CHALLENGE:
Can you transcribe every record below exactly as it appears?

SOURCE MATERIAL:
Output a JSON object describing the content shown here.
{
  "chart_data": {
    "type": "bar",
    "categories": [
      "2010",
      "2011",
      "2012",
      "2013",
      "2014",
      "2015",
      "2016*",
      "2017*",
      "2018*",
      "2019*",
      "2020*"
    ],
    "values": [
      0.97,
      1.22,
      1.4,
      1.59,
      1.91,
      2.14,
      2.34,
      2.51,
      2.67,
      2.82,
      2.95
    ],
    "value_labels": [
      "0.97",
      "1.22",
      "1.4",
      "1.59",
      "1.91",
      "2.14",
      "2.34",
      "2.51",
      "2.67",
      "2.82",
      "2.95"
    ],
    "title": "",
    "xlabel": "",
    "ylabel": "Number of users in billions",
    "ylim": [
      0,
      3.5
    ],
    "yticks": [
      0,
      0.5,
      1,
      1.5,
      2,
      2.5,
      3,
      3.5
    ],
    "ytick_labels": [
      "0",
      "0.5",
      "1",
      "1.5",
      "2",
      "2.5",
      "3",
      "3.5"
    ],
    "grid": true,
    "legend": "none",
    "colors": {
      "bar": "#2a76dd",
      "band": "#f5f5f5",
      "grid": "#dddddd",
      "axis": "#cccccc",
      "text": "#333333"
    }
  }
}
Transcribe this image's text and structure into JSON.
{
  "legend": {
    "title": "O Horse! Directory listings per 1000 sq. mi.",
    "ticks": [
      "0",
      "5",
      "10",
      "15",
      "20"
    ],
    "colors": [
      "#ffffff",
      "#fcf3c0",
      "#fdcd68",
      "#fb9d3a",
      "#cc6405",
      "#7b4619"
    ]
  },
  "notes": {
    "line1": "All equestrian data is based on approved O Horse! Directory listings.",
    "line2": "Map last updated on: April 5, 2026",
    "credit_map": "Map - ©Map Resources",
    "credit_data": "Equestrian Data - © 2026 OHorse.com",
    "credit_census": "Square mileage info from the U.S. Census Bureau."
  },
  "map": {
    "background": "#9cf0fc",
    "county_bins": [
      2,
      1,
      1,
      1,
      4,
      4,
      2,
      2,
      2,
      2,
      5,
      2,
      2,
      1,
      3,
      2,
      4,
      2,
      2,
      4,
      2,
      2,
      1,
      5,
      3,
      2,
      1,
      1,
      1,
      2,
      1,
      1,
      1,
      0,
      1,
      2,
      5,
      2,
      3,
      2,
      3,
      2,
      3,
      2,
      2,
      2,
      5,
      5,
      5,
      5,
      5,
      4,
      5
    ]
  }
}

ANSWER FOR THE TASK:
Output a JSON object describing the content shown here.
{
  "chart_data": {
    "type": "bar",
    "categories": [
      "2010",
      "2011",
      "2012",
      "2013",
      "2014",
      "2015",
      "2016*",
      "2017*",
      "2018*",
      "2019*",
      "2020*"
    ],
    "values": [
      0.97,
      1.22,
      1.4,
      1.59,
      1.91,
      2.14,
      2.34,
      2.51,
      2.67,
      2.82,
      2.95
    ],
    "value_labels": [
      "0.97",
      "1.22",
      "1.4",
      "1.59",
      "1.91",
      "2.14",
      "2.34",
      "2.51",
      "2.67",
      "2.82",
      "2.95"
    ],
    "title": "",
    "xlabel": "",
    "ylabel": "Number of users in billions",
    "ylim": [
      0,
      3.5
    ],
    "yticks": [
      0,
      0.5,
      1,
      1.5,
      2,
      2.5,
      3,
      3.5
    ],
    "ytick_labels": [
      "0",
      "0.5",
      "1",
      "1.5",
      "2",
      "2.5",
      "3",
      "3.5"
    ],
    "grid": true,
    "legend": "none",
    "colors": {
      "bar": "#2a76dd",
      "band": "#f5f5f5",
      "grid": "#dddddd",
      "axis": "#cccccc",
      "text": "#333333"
    }
  }
}
Transcribe this image's text and structure into JSON.
{
  "legend": {
    "title": "O Horse! Directory listings per 1000 sq. mi.",
    "ticks": [
      "0",
      "5",
      "10",
      "15",
      "20"
    ],
    "colors": [
      "#ffffff",
      "#fcf3c0",
      "#fdcd68",
      "#fb9d3a",
      "#cc6405",
      "#7b4619"
    ]
  },
  "notes": {
    "line1": "All equestrian data is based on approved O Horse! Directory listings.",
    "line2": "Map last updated on: April 5, 2026",
    "credit_map": "Map - ©Map Resources",
    "credit_data": "Equestrian Data - © 2026 OHorse.com",
    "credit_census": "Square mileage info from the U.S. Census Bureau."
  },
  "map": {
    "background": "#9cf0fc",
    "county_bins": [
      2,
      1,
      1,
      1,
      4,
      4,
      2,
      2,
      2,
      2,
      5,
      2,
      2,
      1,
      3,
      2,
      4,
      2,
      2,
      4,
      2,
      2,
      1,
      5,
      3,
      2,
      1,
      1,
      1,
      2,
      1,
      1,
      1,
      0,
      1,
      2,
      5,
      2,
      3,
      2,
      3,
      2,
      3,
      2,
      2,
      2,
      5,
      5,
      5,
      5,
      5,
      4,
      5
    ]
  }
}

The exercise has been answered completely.